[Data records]
--- START ---

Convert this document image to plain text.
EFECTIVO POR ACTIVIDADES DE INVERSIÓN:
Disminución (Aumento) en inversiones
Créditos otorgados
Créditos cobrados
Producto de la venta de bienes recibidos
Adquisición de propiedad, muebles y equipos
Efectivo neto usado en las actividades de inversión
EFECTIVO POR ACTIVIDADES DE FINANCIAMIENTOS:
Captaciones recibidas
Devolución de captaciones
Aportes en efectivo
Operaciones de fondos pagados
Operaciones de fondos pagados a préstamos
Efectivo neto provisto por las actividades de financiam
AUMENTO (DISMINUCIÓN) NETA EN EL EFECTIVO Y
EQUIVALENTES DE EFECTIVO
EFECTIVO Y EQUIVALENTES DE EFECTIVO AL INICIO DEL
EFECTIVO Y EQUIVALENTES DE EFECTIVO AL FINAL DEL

--- END ---
--- START ---

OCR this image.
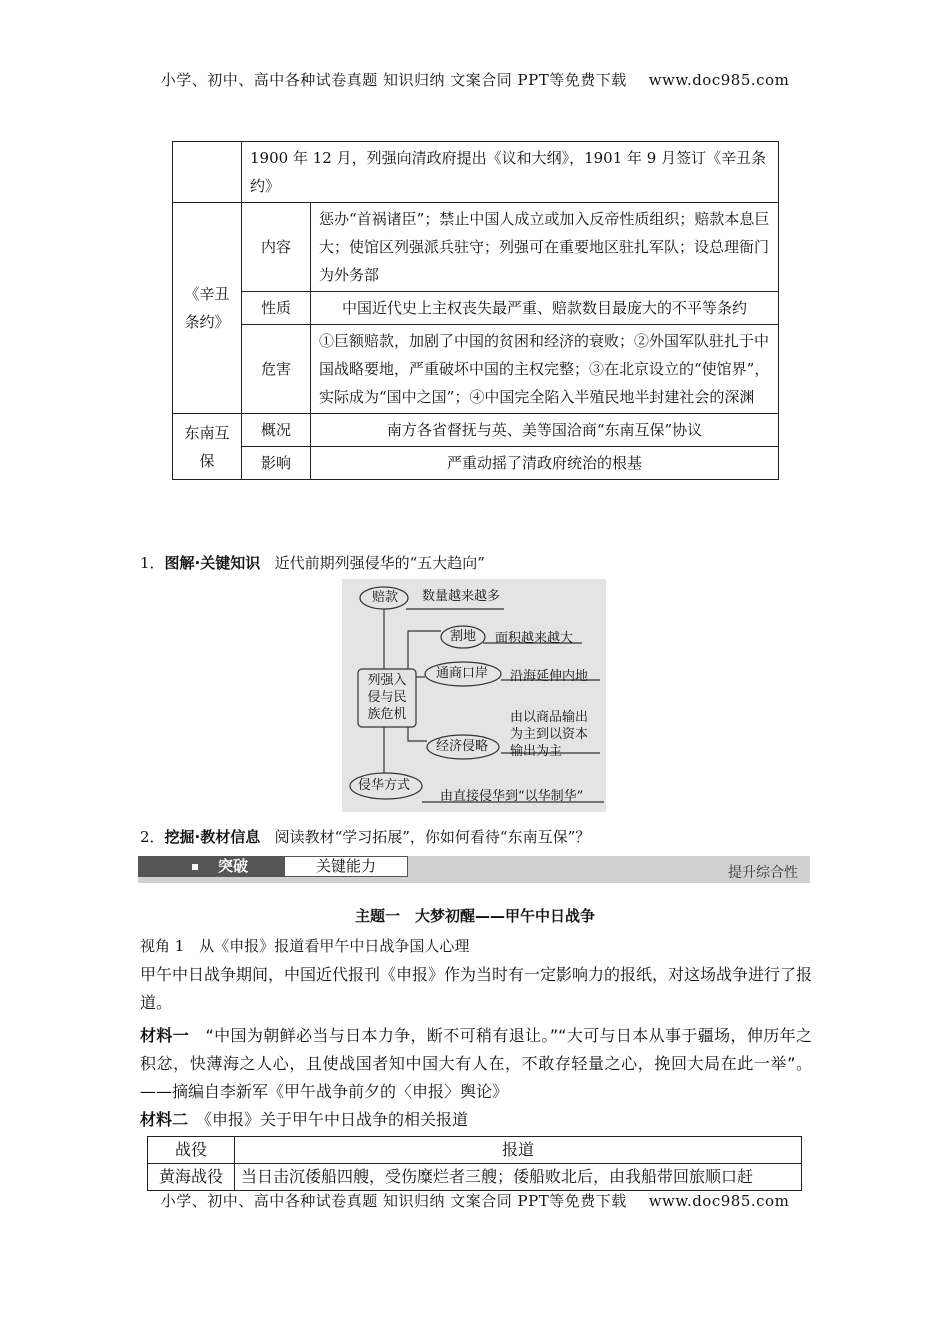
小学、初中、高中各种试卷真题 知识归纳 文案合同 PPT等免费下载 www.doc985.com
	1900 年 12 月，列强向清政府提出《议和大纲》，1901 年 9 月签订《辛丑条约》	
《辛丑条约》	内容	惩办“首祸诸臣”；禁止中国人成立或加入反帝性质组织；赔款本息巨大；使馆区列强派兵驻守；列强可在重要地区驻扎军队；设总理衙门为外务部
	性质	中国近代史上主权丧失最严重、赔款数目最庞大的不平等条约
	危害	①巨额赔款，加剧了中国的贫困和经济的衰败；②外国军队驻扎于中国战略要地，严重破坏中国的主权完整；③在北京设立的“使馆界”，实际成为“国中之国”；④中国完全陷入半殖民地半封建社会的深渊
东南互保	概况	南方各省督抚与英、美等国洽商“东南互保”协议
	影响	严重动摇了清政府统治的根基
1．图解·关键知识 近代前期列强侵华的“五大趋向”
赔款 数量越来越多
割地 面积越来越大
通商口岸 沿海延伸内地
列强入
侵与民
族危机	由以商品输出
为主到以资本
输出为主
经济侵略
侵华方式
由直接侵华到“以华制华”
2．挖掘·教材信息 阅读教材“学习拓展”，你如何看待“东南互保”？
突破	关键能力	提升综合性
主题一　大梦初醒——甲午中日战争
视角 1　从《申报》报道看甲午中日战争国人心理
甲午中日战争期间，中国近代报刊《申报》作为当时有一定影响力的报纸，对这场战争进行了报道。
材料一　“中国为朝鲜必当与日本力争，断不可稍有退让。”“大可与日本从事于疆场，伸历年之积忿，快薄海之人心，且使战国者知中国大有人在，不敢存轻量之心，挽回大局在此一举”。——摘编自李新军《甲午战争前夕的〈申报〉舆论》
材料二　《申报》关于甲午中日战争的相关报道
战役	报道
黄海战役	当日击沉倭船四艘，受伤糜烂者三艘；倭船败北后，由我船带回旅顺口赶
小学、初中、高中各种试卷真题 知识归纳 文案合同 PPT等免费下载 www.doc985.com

--- END ---

Find every line holding the word "fondos"; give their count and nothing else.

> **Answer to the task**: 2